— Start of GIVEN INFORMATION —
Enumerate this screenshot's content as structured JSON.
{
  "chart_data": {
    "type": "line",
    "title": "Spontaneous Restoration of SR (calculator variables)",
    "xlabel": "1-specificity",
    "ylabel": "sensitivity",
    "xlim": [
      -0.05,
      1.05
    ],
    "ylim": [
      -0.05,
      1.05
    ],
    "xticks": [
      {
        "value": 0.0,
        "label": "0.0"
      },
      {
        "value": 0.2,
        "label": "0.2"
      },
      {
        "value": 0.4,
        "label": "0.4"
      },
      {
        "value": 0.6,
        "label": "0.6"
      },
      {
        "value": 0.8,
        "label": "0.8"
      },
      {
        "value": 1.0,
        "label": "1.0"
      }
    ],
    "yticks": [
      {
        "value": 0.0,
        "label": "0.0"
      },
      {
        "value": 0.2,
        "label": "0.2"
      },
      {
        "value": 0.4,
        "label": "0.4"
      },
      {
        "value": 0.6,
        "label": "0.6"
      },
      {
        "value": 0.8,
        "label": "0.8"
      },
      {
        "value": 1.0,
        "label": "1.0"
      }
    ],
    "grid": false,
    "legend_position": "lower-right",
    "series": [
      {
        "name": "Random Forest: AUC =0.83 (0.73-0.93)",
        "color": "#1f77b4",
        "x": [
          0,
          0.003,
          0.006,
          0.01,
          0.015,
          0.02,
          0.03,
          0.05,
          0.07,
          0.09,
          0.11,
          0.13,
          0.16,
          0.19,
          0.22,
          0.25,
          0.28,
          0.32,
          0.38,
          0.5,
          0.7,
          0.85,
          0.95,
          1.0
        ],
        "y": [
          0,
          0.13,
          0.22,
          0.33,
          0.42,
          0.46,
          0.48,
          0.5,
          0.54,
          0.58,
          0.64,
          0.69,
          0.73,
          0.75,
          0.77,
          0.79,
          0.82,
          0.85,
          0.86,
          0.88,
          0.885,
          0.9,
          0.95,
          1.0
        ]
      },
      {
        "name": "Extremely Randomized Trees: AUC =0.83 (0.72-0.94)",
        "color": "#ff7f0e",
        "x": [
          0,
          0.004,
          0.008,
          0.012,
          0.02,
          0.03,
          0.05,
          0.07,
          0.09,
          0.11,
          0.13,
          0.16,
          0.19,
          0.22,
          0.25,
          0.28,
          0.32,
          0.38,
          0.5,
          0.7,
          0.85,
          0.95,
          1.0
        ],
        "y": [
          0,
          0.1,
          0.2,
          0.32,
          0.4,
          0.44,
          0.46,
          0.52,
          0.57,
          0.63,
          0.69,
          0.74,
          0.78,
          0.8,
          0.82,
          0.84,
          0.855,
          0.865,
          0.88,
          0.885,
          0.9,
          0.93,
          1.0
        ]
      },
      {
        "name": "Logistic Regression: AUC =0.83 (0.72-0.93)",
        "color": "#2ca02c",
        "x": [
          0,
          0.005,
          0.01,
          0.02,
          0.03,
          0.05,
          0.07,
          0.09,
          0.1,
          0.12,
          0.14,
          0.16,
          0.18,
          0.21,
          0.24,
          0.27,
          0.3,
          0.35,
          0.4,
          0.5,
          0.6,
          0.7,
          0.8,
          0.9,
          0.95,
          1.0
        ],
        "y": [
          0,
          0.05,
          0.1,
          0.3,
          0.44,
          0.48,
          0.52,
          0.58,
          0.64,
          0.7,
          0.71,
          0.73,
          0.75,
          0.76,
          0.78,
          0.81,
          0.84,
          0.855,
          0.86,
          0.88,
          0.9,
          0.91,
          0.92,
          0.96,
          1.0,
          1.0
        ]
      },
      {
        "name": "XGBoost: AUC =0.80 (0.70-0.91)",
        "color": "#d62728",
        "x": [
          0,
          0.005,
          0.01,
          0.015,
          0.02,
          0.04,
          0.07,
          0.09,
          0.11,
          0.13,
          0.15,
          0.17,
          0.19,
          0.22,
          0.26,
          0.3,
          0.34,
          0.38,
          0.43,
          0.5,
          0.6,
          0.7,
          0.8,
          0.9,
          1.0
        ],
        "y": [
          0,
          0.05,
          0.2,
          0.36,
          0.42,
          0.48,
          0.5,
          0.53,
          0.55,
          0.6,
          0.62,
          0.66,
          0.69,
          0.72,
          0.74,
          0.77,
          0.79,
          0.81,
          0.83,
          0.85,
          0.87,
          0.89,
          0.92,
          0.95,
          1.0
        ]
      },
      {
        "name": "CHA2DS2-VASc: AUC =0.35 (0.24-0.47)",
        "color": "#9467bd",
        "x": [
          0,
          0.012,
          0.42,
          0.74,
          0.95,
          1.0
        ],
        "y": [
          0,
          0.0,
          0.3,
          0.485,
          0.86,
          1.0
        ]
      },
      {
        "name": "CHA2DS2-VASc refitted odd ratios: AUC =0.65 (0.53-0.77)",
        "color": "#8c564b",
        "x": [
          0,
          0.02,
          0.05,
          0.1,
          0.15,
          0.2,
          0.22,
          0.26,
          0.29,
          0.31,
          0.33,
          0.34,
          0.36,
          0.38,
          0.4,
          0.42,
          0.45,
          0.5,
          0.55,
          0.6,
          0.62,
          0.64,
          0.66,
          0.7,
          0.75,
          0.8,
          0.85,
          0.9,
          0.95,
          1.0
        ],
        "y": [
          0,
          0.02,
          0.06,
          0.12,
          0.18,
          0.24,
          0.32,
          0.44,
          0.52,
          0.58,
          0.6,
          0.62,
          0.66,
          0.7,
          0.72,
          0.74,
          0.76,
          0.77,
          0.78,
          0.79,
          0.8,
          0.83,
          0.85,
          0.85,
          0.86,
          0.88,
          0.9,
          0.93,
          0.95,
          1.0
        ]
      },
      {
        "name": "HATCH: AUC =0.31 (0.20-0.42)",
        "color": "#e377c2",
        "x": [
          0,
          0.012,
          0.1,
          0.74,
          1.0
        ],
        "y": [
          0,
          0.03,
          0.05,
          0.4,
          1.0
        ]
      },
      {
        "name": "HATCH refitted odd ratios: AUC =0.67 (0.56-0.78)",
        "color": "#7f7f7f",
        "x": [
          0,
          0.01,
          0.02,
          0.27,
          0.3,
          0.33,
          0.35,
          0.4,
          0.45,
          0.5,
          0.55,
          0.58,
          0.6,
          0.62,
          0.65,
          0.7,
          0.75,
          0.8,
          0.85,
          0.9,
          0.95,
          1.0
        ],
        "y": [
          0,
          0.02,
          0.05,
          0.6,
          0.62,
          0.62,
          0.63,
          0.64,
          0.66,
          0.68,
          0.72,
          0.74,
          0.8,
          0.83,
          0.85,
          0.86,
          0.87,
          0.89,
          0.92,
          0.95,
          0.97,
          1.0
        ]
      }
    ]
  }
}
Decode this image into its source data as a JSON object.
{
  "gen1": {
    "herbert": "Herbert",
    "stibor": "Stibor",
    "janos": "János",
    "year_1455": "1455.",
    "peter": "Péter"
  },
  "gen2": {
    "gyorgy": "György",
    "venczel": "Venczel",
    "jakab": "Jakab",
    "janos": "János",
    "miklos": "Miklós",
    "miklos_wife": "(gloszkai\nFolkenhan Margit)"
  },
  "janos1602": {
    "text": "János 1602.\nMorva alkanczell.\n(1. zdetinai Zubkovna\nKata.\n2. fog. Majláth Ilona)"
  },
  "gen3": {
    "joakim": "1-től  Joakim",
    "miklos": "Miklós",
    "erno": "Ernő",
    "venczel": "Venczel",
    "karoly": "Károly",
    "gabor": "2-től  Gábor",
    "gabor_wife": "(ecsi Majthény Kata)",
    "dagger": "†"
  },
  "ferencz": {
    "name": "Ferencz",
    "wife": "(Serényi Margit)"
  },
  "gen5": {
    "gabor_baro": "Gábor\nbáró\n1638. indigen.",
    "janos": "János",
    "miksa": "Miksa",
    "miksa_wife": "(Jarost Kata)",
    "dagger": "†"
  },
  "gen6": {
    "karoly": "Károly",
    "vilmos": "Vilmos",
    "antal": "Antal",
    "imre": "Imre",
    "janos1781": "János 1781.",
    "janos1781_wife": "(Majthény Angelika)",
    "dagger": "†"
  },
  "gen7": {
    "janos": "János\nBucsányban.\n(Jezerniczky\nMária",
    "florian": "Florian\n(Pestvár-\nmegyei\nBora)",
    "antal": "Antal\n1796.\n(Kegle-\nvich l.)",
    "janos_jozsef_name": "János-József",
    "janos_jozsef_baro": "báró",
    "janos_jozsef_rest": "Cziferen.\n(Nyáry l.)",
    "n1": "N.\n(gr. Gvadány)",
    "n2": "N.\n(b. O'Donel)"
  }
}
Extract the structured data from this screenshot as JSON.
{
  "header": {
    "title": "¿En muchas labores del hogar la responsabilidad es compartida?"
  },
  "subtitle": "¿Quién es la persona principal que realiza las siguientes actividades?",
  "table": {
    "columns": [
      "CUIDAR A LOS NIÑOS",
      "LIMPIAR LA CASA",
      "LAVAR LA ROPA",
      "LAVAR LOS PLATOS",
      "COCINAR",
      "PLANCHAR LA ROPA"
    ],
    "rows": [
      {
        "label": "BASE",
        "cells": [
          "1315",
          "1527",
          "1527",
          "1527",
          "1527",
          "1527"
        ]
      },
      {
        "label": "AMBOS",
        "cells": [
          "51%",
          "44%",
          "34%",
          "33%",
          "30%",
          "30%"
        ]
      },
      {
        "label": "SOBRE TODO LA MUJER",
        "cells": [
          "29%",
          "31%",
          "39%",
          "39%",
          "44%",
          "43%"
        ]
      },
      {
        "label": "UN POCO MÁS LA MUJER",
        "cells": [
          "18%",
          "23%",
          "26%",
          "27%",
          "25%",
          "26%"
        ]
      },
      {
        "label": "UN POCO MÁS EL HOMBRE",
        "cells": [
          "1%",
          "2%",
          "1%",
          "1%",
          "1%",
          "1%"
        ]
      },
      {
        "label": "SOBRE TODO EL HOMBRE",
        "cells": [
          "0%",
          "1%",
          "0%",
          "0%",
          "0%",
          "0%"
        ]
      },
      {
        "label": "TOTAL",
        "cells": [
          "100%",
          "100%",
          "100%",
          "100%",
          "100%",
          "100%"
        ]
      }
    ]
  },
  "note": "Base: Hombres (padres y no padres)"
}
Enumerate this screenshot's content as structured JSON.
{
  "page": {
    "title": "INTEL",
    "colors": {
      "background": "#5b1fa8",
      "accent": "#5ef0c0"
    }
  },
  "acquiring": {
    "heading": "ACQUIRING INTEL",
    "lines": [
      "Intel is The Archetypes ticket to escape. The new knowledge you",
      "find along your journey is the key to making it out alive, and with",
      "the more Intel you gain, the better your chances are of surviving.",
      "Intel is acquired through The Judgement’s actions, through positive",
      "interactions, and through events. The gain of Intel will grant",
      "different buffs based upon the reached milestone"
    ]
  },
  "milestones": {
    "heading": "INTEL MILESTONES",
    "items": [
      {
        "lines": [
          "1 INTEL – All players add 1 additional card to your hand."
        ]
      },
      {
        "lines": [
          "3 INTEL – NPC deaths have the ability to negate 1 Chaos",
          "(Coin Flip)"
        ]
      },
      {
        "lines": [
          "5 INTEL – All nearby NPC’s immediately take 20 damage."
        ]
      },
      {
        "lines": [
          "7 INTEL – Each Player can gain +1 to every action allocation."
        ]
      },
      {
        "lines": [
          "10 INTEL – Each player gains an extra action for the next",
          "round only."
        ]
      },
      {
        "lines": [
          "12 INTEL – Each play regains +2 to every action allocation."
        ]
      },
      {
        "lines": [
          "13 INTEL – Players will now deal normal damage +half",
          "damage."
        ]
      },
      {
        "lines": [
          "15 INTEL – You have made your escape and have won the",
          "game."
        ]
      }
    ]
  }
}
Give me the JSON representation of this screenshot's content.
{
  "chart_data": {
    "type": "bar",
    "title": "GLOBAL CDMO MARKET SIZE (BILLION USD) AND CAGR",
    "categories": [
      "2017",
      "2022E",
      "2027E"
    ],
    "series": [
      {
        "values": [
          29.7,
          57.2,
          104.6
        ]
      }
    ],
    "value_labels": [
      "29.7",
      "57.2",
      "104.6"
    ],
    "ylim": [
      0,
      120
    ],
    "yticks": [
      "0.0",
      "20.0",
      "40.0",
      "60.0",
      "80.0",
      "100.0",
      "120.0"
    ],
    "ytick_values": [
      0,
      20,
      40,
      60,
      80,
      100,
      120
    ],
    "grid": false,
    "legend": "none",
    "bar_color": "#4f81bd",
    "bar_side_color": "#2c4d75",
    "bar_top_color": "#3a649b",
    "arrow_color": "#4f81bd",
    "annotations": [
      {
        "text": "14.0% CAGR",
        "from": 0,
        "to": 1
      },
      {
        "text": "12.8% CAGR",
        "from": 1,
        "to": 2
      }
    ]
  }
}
— End of GIVEN INFORMATION —
> [PROMPT]: Where a line holds the string "heading", copy that line.

> [THE OUTPUT]:
    "heading": "ACQUIRING INTEL",
    "heading": "INTEL MILESTONES",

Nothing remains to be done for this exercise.